Stored data

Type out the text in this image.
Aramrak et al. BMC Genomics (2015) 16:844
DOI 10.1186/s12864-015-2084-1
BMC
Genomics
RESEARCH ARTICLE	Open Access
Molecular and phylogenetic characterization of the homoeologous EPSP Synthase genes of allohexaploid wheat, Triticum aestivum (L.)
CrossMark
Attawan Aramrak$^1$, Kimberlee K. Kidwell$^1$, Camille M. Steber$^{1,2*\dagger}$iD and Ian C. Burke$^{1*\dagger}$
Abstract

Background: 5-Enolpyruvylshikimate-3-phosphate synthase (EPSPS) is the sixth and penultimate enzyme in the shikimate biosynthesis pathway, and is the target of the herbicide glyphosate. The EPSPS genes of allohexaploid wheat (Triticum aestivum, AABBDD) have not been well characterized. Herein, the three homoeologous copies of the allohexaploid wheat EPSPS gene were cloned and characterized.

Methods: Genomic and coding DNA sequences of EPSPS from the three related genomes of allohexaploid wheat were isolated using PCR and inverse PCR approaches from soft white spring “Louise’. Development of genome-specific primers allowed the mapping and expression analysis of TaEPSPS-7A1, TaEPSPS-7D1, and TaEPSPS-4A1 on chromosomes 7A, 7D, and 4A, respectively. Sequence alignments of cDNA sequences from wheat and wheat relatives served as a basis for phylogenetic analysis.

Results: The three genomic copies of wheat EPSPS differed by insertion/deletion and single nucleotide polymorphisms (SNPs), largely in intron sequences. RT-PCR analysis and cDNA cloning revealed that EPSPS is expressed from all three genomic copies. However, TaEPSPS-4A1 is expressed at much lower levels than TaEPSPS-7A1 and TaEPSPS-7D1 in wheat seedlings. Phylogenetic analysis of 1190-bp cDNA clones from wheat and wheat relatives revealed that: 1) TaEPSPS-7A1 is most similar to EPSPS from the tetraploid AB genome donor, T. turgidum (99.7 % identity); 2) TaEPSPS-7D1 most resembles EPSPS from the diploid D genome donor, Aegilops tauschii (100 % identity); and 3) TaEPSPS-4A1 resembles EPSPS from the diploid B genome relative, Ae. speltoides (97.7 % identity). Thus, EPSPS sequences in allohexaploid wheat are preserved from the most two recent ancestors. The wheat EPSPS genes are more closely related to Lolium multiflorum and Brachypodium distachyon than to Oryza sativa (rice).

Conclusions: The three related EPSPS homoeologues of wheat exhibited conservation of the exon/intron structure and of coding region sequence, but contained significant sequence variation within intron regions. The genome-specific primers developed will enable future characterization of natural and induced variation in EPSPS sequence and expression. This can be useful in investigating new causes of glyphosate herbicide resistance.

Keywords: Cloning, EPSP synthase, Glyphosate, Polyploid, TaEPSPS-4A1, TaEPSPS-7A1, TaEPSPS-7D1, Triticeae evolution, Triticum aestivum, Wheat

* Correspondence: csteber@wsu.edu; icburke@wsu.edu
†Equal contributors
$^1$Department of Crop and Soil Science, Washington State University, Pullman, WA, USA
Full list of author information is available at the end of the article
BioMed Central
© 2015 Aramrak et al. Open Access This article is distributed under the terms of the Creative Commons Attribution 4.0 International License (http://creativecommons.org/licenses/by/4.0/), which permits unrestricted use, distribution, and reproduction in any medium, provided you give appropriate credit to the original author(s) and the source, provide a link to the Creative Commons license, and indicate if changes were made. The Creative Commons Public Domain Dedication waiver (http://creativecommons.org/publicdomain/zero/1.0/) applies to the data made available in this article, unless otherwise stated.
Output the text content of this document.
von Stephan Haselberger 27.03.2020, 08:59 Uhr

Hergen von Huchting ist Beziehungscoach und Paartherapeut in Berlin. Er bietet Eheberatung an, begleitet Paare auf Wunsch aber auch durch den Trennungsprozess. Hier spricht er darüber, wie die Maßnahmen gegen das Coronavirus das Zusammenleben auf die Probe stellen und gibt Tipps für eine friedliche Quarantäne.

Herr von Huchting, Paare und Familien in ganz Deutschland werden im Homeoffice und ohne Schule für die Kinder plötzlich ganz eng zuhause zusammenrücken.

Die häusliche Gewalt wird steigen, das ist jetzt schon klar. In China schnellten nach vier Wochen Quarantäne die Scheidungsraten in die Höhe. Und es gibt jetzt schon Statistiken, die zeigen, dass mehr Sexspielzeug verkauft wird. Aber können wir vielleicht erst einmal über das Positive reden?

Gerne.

What the exercise asks
Retype the listing above in full, with no alterations.

Task output
Type out the text in this image.
Aramrak et al. BMC Genomics (2015) 16:844
DOI 10.1186/s12864-015-2084-1
BMC
Genomics
RESEARCH ARTICLE	Open Access
Molecular and phylogenetic characterization of the homoeologous EPSP Synthase genes of allohexaploid wheat, Triticum aestivum (L.)
CrossMark
Attawan Aramrak$^1$, Kimberlee K. Kidwell$^1$, Camille M. Steber$^{1,2*\dagger}$iD and Ian C. Burke$^{1*\dagger}$
Abstract

Background: 5-Enolpyruvylshikimate-3-phosphate synthase (EPSPS) is the sixth and penultimate enzyme in the shikimate biosynthesis pathway, and is the target of the herbicide glyphosate. The EPSPS genes of allohexaploid wheat (Triticum aestivum, AABBDD) have not been well characterized. Herein, the three homoeologous copies of the allohexaploid wheat EPSPS gene were cloned and characterized.

Methods: Genomic and coding DNA sequences of EPSPS from the three related genomes of allohexaploid wheat were isolated using PCR and inverse PCR approaches from soft white spring “Louise’. Development of genome-specific primers allowed the mapping and expression analysis of TaEPSPS-7A1, TaEPSPS-7D1, and TaEPSPS-4A1 on chromosomes 7A, 7D, and 4A, respectively. Sequence alignments of cDNA sequences from wheat and wheat relatives served as a basis for phylogenetic analysis.

Results: The three genomic copies of wheat EPSPS differed by insertion/deletion and single nucleotide polymorphisms (SNPs), largely in intron sequences. RT-PCR analysis and cDNA cloning revealed that EPSPS is expressed from all three genomic copies. However, TaEPSPS-4A1 is expressed at much lower levels than TaEPSPS-7A1 and TaEPSPS-7D1 in wheat seedlings. Phylogenetic analysis of 1190-bp cDNA clones from wheat and wheat relatives revealed that: 1) TaEPSPS-7A1 is most similar to EPSPS from the tetraploid AB genome donor, T. turgidum (99.7 % identity); 2) TaEPSPS-7D1 most resembles EPSPS from the diploid D genome donor, Aegilops tauschii (100 % identity); and 3) TaEPSPS-4A1 resembles EPSPS from the diploid B genome relative, Ae. speltoides (97.7 % identity). Thus, EPSPS sequences in allohexaploid wheat are preserved from the most two recent ancestors. The wheat EPSPS genes are more closely related to Lolium multiflorum and Brachypodium distachyon than to Oryza sativa (rice).

Conclusions: The three related EPSPS homoeologues of wheat exhibited conservation of the exon/intron structure and of coding region sequence, but contained significant sequence variation within intron regions. The genome-specific primers developed will enable future characterization of natural and induced variation in EPSPS sequence and expression. This can be useful in investigating new causes of glyphosate herbicide resistance.

Keywords: Cloning, EPSP synthase, Glyphosate, Polyploid, TaEPSPS-4A1, TaEPSPS-7A1, TaEPSPS-7D1, Triticeae evolution, Triticum aestivum, Wheat

* Correspondence: csteber@wsu.edu; icburke@wsu.edu
†Equal contributors
$^1$Department of Crop and Soil Science, Washington State University, Pullman, WA, USA
Full list of author information is available at the end of the article
BioMed Central
© 2015 Aramrak et al. Open Access This article is distributed under the terms of the Creative Commons Attribution 4.0 International License (http://creativecommons.org/licenses/by/4.0/), which permits unrestricted use, distribution, and reproduction in any medium, provided you give appropriate credit to the original author(s) and the source, provide a link to the Creative Commons license, and indicate if changes were made. The Creative Commons Public Domain Dedication waiver (http://creativecommons.org/publicdomain/zero/1.0/) applies to the data made available in this article, unless otherwise stated.
Output the text content of this document.
von Stephan Haselberger 27.03.2020, 08:59 Uhr

Hergen von Huchting ist Beziehungscoach und Paartherapeut in Berlin. Er bietet Eheberatung an, begleitet Paare auf Wunsch aber auch durch den Trennungsprozess. Hier spricht er darüber, wie die Maßnahmen gegen das Coronavirus das Zusammenleben auf die Probe stellen und gibt Tipps für eine friedliche Quarantäne.

Herr von Huchting, Paare und Familien in ganz Deutschland werden im Homeoffice und ohne Schule für die Kinder plötzlich ganz eng zuhause zusammenrücken.

Die häusliche Gewalt wird steigen, das ist jetzt schon klar. In China schnellten nach vier Wochen Quarantäne die Scheidungsraten in die Höhe. Und es gibt jetzt schon Statistiken, die zeigen, dass mehr Sexspielzeug verkauft wird. Aber können wir vielleicht erst einmal über das Positive reden?

Gerne.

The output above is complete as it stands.